» **AIM OF THE TASK**: Search the data for the word "следующей" and copy every line where it occurs.

» **DATASET RECORDS**:
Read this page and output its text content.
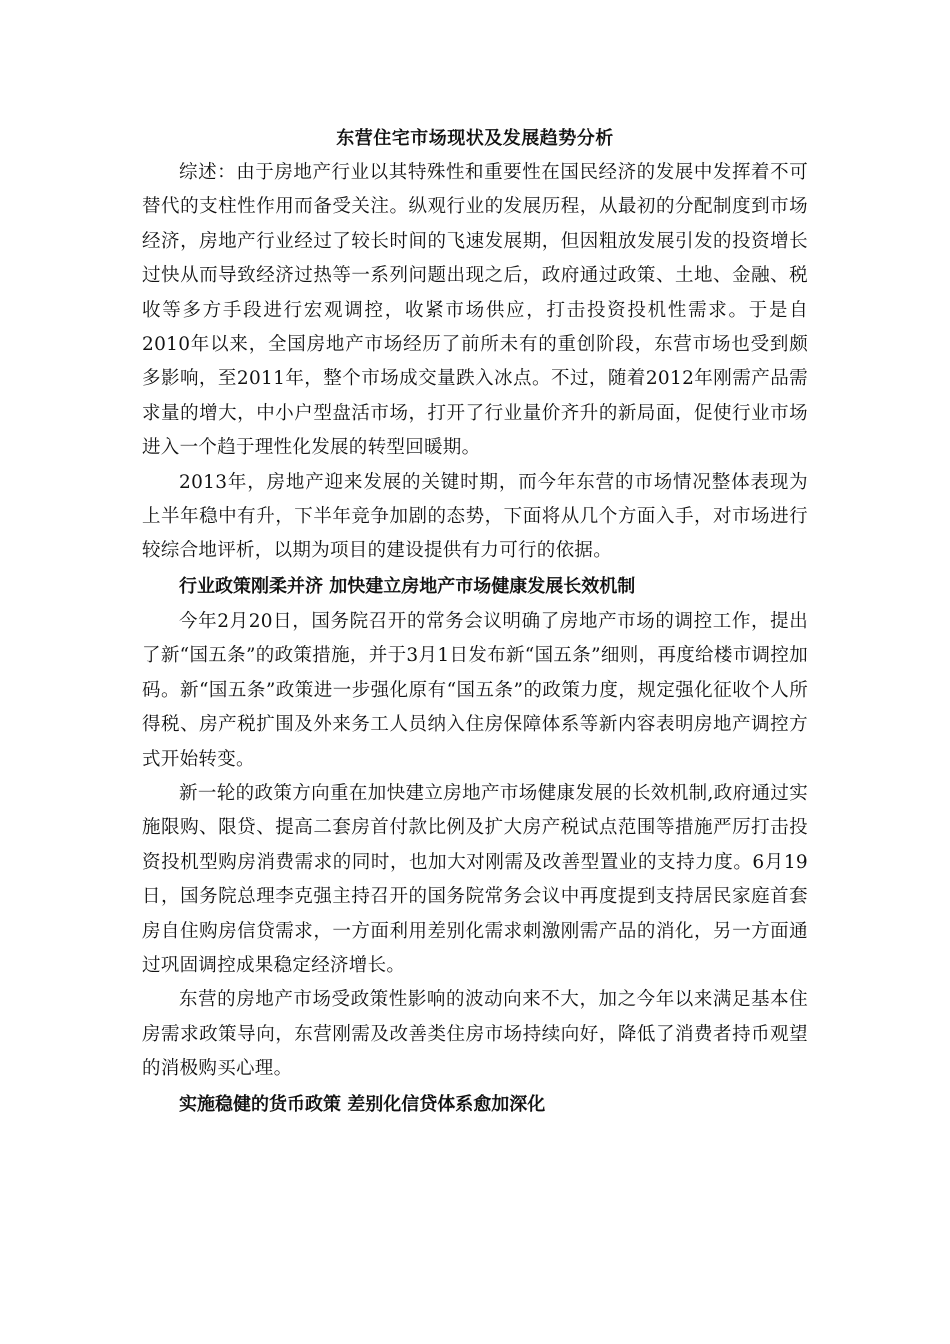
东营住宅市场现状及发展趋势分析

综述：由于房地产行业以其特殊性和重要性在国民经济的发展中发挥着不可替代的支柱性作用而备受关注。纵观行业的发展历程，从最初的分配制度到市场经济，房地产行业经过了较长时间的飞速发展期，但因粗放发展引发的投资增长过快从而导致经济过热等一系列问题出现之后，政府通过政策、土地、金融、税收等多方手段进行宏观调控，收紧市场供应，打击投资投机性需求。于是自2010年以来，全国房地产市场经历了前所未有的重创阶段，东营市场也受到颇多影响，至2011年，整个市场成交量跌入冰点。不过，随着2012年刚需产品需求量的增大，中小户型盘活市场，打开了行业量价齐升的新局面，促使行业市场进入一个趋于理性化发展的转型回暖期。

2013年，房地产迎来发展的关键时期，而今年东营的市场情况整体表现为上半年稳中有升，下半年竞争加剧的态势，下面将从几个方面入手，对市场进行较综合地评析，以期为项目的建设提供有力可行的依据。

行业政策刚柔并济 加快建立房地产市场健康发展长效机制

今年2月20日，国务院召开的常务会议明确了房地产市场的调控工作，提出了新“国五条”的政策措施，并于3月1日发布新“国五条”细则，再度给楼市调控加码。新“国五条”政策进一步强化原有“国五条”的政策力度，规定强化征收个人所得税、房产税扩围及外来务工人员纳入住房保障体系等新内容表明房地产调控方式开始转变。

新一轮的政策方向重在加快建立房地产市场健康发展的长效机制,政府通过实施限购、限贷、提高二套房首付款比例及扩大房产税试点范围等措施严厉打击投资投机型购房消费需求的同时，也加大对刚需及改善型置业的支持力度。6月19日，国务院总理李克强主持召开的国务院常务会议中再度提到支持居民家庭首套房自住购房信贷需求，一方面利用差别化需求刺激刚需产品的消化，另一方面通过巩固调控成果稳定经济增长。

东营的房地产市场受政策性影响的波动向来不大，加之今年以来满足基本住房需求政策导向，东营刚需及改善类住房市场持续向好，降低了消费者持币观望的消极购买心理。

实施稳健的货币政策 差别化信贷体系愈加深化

--

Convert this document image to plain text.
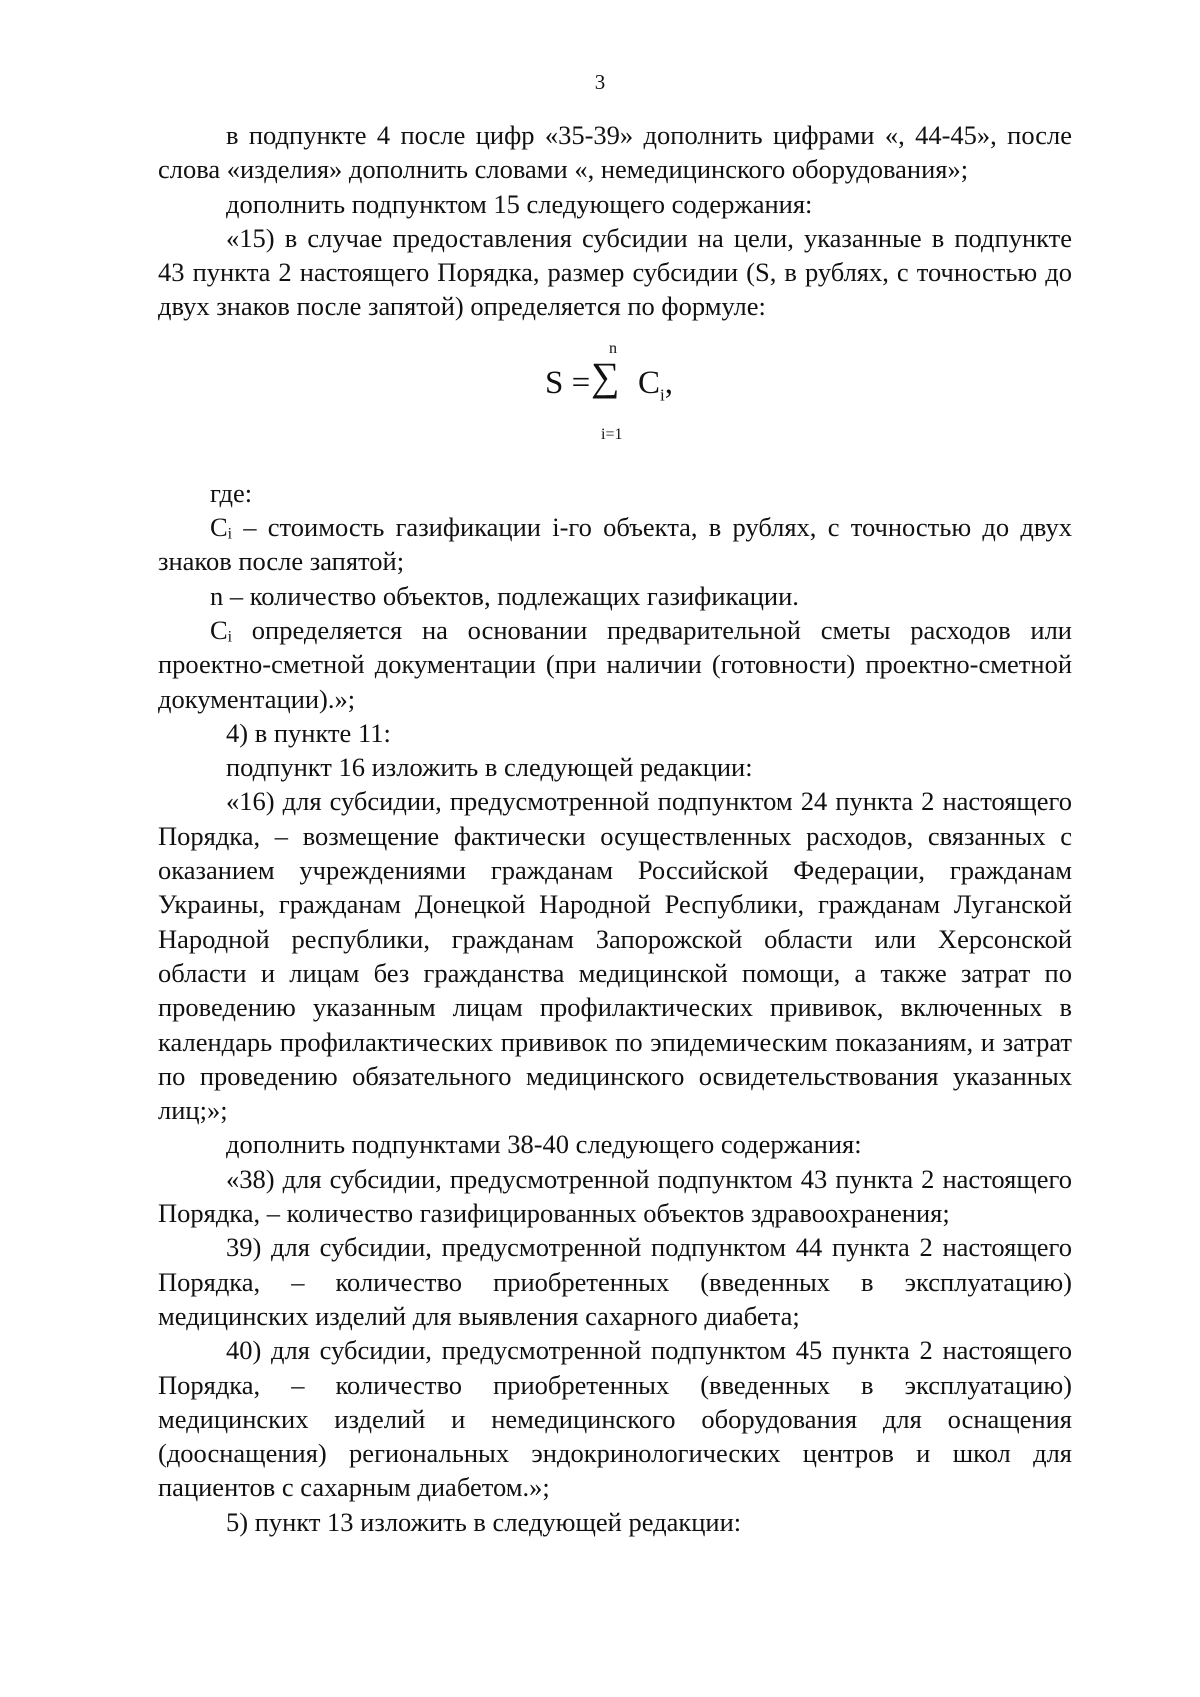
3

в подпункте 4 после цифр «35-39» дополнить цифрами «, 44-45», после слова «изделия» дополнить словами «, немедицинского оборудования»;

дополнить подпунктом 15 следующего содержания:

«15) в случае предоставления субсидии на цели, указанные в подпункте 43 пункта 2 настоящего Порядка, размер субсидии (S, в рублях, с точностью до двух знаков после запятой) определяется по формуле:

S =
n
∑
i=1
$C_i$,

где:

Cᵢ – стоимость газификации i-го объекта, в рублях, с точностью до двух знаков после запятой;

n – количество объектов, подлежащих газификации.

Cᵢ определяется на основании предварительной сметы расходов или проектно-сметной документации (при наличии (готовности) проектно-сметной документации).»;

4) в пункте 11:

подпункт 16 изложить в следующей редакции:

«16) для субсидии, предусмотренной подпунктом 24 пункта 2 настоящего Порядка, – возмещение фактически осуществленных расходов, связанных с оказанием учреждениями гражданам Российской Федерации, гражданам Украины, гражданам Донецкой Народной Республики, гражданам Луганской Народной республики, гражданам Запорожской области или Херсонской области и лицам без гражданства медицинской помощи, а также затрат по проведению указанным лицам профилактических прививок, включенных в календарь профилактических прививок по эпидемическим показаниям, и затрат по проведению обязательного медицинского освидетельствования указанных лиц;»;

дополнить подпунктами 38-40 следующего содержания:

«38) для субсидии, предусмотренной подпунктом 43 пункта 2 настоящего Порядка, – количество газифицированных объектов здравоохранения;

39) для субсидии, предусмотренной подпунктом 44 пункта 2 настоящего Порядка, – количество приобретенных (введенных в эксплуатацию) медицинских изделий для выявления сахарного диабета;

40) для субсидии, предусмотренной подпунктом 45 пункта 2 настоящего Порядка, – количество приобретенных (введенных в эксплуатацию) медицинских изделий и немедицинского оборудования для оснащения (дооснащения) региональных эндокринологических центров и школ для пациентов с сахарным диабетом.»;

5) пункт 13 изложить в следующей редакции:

* * *

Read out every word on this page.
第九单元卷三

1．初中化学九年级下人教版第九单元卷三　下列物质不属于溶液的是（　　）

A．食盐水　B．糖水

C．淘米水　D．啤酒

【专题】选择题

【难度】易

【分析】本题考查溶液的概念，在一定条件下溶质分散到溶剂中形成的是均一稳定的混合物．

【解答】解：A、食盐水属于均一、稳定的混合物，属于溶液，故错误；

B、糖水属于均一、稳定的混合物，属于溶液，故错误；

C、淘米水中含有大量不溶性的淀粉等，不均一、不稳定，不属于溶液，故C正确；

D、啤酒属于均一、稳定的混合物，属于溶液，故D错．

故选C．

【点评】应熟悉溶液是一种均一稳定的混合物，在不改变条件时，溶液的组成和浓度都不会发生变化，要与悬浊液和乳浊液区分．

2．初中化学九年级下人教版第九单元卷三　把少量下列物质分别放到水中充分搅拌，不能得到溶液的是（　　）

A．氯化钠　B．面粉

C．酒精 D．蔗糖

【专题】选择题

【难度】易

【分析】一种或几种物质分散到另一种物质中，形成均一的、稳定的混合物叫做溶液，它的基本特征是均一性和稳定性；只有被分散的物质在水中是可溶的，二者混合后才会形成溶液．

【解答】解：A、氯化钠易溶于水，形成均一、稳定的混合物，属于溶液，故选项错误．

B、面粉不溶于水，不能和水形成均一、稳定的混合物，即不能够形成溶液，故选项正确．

» **SOLUTION TO THE PROBLEM**:
подпункт 16 изложить в следующей редакции:
5) пункт 13 изложить в следующей редакции:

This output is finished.